** begin **
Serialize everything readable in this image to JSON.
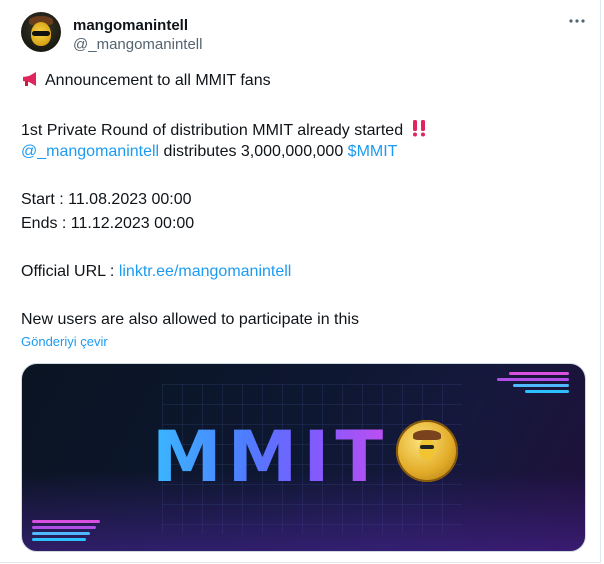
{
  "header": {
    "display_name": "mangomanintell",
    "handle": "@_mangomanintell",
    "more_icon": "more-horizontal-icon"
  },
  "tweet": {
    "line1_icon": "megaphone-icon",
    "line1": "Announcement to all MMIT fans",
    "line2": "1st Private Round of distribution MMIT already started",
    "line2_icon": "double-exclamation-icon",
    "line3_mention": "@_mangomanintell",
    "line3_text": " distributes 3,000,000,000 ",
    "line3_cashtag": "$MMIT",
    "start": "Start : 11.08.2023 00:00",
    "ends": "Ends : 11.12.2023 00:00",
    "url_label": "Official URL : ",
    "url_link": "linktr.ee/mangomanintell",
    "last_line": "New users are also allowed to participate in this"
  },
  "translate_label": "Gönderiyi çevir",
  "media": {
    "logo_text": "MMIT",
    "colors": {
      "logo_start": "#3ab8ff",
      "logo_end": "#c04ef0",
      "link": "#1d9bf0"
    }
  }
}
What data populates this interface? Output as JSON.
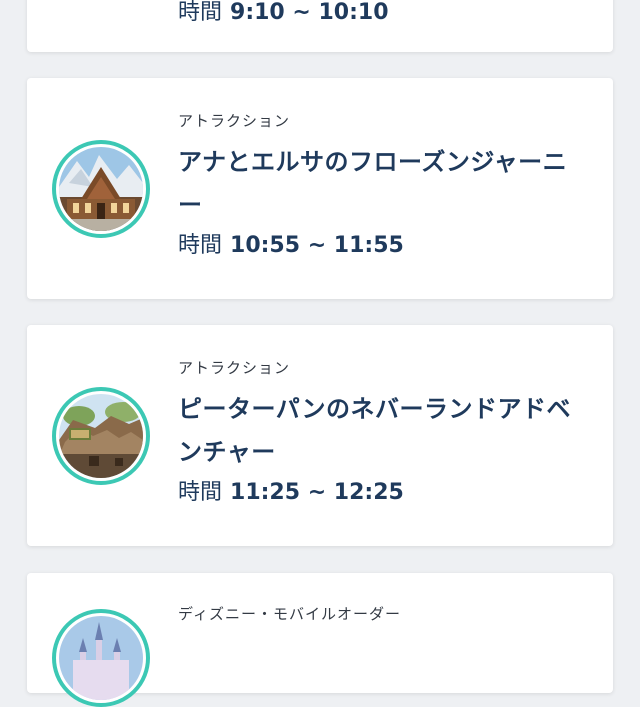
{
  "schedule": {
    "items": [
      {
        "time_label": "時間",
        "time_value": "9:10 ~ 10:10"
      },
      {
        "category": "アトラクション",
        "title": "アナとエルサのフローズンジャーニー",
        "time_label": "時間",
        "time_value": "10:55 ~ 11:55",
        "image_icon": "frozen-castle-image"
      },
      {
        "category": "アトラクション",
        "title": "ピーターパンのネバーランドアドベンチャー",
        "time_label": "時間",
        "time_value": "11:25 ~ 12:25",
        "image_icon": "neverland-ride-image"
      },
      {
        "category": "ディズニー・モバイルオーダー",
        "image_icon": "castle-image"
      }
    ]
  },
  "colors": {
    "accent_ring": "#3cc8b4",
    "title_text": "#1f3a5c",
    "background": "#eef0f3"
  }
}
** end **
> **Goal of the exercise**
Take the lines from the one containing "What data populates" through the final line of the listing above and print them exactly, including both ends but no pictures.

> **Solution below**
What data populates this interface? Output as JSON.
{
  "schedule": {
    "items": [
      {
        "time_label": "時間",
        "time_value": "9:10 ~ 10:10"
      },
      {
        "category": "アトラクション",
        "title": "アナとエルサのフローズンジャーニー",
        "time_label": "時間",
        "time_value": "10:55 ~ 11:55",
        "image_icon": "frozen-castle-image"
      },
      {
        "category": "アトラクション",
        "title": "ピーターパンのネバーランドアドベンチャー",
        "time_label": "時間",
        "time_value": "11:25 ~ 12:25",
        "image_icon": "neverland-ride-image"
      },
      {
        "category": "ディズニー・モバイルオーダー",
        "image_icon": "castle-image"
      }
    ]
  },
  "colors": {
    "accent_ring": "#3cc8b4",
    "title_text": "#1f3a5c",
    "background": "#eef0f3"
  }
}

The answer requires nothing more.